(Recorded data)

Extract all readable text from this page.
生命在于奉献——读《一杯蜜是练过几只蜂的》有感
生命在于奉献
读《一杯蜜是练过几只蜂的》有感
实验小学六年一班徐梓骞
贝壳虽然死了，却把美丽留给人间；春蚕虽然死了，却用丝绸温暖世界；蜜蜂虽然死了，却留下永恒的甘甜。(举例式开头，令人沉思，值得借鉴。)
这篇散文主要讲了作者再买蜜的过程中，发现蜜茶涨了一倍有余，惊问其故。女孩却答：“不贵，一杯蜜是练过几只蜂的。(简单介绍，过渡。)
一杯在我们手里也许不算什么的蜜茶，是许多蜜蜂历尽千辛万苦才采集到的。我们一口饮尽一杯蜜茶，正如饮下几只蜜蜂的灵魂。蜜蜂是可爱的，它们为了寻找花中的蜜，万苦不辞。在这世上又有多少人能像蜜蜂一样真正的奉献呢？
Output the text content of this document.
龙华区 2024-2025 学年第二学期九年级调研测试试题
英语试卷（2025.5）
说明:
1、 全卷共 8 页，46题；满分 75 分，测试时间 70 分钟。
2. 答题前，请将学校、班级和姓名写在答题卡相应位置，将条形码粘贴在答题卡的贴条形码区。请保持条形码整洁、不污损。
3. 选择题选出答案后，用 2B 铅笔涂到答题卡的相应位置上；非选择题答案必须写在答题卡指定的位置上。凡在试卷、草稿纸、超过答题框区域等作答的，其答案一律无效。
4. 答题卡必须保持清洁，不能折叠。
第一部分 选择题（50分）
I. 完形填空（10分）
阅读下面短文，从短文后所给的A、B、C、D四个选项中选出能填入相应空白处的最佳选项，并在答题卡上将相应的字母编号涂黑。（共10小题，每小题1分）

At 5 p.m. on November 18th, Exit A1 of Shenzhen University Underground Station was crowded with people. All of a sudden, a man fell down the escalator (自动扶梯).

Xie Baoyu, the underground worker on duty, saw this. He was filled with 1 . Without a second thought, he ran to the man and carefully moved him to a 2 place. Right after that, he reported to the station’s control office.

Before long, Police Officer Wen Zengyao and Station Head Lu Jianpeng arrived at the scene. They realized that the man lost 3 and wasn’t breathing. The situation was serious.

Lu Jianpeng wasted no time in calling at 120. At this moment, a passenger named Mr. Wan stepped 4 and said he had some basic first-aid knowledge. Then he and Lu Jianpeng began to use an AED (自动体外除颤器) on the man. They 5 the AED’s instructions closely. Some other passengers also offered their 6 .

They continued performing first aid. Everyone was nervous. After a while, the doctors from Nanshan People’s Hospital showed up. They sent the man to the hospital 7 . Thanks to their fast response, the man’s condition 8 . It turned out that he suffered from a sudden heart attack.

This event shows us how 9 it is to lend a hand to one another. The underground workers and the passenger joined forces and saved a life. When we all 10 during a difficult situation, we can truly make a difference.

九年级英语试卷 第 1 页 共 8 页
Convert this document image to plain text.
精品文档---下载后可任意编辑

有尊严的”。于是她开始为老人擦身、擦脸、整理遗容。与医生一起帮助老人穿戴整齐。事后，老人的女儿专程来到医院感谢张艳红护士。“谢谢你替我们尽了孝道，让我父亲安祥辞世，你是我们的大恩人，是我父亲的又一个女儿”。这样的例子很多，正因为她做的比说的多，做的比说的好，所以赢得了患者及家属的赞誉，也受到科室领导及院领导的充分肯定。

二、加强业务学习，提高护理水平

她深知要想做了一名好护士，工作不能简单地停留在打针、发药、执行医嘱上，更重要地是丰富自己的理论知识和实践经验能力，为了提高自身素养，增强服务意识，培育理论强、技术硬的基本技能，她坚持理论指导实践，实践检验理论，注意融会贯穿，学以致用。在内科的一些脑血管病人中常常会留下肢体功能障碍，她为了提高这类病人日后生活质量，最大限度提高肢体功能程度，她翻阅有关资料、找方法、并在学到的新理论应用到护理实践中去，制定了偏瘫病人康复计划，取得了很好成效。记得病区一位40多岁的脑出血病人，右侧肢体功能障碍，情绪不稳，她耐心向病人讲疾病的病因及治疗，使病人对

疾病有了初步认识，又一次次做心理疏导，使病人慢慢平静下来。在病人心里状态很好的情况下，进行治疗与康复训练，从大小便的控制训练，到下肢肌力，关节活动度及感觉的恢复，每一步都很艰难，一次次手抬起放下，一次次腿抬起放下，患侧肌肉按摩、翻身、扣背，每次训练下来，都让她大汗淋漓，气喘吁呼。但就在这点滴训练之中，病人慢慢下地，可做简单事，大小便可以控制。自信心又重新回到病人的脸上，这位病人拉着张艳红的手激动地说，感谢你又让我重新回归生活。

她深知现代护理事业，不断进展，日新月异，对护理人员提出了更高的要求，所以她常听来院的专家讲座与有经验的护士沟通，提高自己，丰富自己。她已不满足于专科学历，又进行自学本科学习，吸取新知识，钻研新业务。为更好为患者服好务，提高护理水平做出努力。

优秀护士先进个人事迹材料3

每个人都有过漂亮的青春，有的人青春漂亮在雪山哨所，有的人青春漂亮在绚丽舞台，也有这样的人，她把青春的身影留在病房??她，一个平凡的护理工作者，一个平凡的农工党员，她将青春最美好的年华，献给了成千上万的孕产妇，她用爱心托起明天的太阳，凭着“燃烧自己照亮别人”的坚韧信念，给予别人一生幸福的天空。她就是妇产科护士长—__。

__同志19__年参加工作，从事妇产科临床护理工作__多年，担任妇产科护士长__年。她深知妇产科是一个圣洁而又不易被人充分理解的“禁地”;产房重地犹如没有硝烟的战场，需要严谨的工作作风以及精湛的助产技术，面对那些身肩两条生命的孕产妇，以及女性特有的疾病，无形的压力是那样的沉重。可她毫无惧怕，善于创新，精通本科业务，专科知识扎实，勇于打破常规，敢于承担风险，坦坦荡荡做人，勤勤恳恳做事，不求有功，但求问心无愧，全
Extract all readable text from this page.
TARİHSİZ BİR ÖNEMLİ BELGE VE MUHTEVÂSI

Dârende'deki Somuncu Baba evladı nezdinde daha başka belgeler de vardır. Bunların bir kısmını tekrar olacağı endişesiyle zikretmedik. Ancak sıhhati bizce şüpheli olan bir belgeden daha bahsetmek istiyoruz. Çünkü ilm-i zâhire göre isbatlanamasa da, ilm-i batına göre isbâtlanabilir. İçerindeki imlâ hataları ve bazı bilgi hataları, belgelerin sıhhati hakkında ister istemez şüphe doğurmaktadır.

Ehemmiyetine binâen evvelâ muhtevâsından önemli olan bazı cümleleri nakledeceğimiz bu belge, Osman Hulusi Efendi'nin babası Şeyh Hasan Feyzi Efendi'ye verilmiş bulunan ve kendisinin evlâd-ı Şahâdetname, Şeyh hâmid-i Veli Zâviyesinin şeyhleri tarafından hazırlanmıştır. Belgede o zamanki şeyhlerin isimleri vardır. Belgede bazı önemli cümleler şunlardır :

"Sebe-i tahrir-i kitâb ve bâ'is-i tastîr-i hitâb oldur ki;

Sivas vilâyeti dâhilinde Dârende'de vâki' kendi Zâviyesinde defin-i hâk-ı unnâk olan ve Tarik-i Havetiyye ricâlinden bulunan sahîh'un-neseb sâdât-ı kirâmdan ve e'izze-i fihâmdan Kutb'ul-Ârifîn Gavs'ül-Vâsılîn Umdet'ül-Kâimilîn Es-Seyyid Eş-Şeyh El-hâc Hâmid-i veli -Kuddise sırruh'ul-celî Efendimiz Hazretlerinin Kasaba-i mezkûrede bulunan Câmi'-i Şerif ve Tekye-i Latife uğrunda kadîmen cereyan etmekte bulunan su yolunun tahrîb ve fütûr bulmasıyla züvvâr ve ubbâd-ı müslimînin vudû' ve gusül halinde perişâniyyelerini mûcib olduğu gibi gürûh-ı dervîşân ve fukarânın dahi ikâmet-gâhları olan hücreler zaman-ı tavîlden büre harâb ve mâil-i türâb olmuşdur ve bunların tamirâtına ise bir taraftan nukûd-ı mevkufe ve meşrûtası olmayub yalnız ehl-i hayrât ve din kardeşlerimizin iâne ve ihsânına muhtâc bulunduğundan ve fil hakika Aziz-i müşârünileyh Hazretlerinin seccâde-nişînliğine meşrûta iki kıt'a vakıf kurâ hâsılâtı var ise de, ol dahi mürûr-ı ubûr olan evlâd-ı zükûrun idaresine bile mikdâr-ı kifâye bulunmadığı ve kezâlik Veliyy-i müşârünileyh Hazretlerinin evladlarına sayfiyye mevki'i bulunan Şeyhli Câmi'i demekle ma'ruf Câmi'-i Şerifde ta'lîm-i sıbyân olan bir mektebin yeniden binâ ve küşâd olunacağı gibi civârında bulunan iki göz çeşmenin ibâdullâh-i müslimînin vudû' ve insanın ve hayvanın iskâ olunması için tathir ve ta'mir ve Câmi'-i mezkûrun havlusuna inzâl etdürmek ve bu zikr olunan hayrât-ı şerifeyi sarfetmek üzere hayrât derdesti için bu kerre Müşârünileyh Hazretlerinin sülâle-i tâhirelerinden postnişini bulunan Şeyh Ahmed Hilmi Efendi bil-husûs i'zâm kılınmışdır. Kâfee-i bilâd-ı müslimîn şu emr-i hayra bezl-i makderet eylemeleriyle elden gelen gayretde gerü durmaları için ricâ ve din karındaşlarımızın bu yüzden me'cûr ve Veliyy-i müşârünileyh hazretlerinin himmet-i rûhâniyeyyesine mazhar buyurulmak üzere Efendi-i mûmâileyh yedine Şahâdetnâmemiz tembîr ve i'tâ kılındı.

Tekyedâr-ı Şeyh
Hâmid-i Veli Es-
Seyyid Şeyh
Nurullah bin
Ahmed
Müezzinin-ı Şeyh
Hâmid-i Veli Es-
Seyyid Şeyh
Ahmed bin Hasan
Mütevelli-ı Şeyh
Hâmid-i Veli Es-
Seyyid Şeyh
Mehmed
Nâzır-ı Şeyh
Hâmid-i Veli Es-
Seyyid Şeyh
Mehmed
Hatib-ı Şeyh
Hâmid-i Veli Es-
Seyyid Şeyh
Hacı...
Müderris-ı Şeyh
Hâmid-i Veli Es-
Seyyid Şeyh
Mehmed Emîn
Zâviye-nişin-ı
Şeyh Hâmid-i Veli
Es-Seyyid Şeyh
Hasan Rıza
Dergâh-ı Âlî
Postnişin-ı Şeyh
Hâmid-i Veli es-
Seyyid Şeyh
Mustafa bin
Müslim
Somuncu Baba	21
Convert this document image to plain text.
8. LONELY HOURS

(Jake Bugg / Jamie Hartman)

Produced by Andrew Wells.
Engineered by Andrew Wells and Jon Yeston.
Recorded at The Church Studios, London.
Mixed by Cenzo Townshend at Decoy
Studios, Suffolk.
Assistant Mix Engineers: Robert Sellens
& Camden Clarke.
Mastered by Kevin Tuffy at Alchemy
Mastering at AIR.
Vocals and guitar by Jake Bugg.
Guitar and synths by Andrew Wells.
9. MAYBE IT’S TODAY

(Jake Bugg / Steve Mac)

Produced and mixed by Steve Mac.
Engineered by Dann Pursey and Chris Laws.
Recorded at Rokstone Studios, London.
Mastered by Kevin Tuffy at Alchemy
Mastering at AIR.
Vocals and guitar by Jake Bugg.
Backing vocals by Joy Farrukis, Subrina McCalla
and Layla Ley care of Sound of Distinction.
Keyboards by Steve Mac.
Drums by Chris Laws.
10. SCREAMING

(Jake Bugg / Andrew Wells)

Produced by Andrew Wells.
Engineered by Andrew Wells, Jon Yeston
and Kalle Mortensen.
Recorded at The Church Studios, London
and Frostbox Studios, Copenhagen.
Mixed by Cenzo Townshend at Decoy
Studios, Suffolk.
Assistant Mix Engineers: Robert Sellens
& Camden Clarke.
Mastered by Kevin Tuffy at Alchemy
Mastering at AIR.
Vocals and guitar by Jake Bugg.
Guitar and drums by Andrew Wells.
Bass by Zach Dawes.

Task description
From the entries above, copy every line that holds the word "with".

Output
At 5 p.m. on November 18th, Exit A1 of Shenzhen University Underground Station was crowded with people. All of a sudden, a man fell down the escalator (自动扶梯).
Xie Baoyu, the underground worker on duty, saw this. He was filled with 1 . Without a second thought, he ran to the man and carefully moved him to a 2 place. Right after that, he reported to the station’s control office.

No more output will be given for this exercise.